*Your instructions*: Print the whole listing exactly.

*Records provided*:
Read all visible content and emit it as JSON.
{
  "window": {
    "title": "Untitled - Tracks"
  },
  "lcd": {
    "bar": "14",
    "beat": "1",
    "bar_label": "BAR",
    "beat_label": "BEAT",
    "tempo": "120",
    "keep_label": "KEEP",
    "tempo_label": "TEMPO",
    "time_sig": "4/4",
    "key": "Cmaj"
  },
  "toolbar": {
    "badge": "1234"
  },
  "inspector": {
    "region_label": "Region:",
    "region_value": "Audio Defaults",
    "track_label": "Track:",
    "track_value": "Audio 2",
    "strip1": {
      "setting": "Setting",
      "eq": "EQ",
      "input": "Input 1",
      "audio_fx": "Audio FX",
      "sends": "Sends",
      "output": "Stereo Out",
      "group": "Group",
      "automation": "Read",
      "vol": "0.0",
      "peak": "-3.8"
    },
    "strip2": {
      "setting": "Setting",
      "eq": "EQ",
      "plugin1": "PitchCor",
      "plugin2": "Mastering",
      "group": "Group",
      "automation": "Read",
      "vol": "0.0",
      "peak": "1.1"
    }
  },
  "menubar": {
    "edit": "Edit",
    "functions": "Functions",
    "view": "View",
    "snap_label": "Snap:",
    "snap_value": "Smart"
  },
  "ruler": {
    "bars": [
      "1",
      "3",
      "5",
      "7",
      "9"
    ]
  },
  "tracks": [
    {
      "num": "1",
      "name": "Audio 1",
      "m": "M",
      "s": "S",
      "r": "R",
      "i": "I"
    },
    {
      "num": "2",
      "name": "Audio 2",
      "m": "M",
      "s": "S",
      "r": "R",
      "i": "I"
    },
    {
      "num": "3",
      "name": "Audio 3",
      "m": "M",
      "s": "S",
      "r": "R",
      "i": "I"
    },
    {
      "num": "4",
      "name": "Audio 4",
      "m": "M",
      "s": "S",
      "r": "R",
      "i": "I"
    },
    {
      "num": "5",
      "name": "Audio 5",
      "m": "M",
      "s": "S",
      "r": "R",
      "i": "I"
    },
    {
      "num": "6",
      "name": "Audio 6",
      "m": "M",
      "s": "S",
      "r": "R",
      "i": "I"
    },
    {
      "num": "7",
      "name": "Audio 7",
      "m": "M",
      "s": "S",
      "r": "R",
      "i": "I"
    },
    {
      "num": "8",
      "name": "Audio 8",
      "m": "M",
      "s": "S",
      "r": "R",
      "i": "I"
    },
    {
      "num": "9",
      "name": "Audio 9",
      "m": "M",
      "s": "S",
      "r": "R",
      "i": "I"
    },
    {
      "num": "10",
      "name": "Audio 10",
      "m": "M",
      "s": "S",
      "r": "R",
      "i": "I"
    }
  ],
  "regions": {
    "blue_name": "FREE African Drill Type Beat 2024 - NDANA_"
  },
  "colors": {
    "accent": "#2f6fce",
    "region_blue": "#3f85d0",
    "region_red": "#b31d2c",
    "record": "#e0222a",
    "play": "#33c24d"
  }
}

*Solution*:
Read all visible content and emit it as JSON.
{
  "window": {
    "title": "Untitled - Tracks"
  },
  "lcd": {
    "bar": "14",
    "beat": "1",
    "bar_label": "BAR",
    "beat_label": "BEAT",
    "tempo": "120",
    "keep_label": "KEEP",
    "tempo_label": "TEMPO",
    "time_sig": "4/4",
    "key": "Cmaj"
  },
  "toolbar": {
    "badge": "1234"
  },
  "inspector": {
    "region_label": "Region:",
    "region_value": "Audio Defaults",
    "track_label": "Track:",
    "track_value": "Audio 2",
    "strip1": {
      "setting": "Setting",
      "eq": "EQ",
      "input": "Input 1",
      "audio_fx": "Audio FX",
      "sends": "Sends",
      "output": "Stereo Out",
      "group": "Group",
      "automation": "Read",
      "vol": "0.0",
      "peak": "-3.8"
    },
    "strip2": {
      "setting": "Setting",
      "eq": "EQ",
      "plugin1": "PitchCor",
      "plugin2": "Mastering",
      "group": "Group",
      "automation": "Read",
      "vol": "0.0",
      "peak": "1.1"
    }
  },
  "menubar": {
    "edit": "Edit",
    "functions": "Functions",
    "view": "View",
    "snap_label": "Snap:",
    "snap_value": "Smart"
  },
  "ruler": {
    "bars": [
      "1",
      "3",
      "5",
      "7",
      "9"
    ]
  },
  "tracks": [
    {
      "num": "1",
      "name": "Audio 1",
      "m": "M",
      "s": "S",
      "r": "R",
      "i": "I"
    },
    {
      "num": "2",
      "name": "Audio 2",
      "m": "M",
      "s": "S",
      "r": "R",
      "i": "I"
    },
    {
      "num": "3",
      "name": "Audio 3",
      "m": "M",
      "s": "S",
      "r": "R",
      "i": "I"
    },
    {
      "num": "4",
      "name": "Audio 4",
      "m": "M",
      "s": "S",
      "r": "R",
      "i": "I"
    },
    {
      "num": "5",
      "name": "Audio 5",
      "m": "M",
      "s": "S",
      "r": "R",
      "i": "I"
    },
    {
      "num": "6",
      "name": "Audio 6",
      "m": "M",
      "s": "S",
      "r": "R",
      "i": "I"
    },
    {
      "num": "7",
      "name": "Audio 7",
      "m": "M",
      "s": "S",
      "r": "R",
      "i": "I"
    },
    {
      "num": "8",
      "name": "Audio 8",
      "m": "M",
      "s": "S",
      "r": "R",
      "i": "I"
    },
    {
      "num": "9",
      "name": "Audio 9",
      "m": "M",
      "s": "S",
      "r": "R",
      "i": "I"
    },
    {
      "num": "10",
      "name": "Audio 10",
      "m": "M",
      "s": "S",
      "r": "R",
      "i": "I"
    }
  ],
  "regions": {
    "blue_name": "FREE African Drill Type Beat 2024 - NDANA_"
  },
  "colors": {
    "accent": "#2f6fce",
    "region_blue": "#3f85d0",
    "region_red": "#b31d2c",
    "record": "#e0222a",
    "play": "#33c24d"
  }
}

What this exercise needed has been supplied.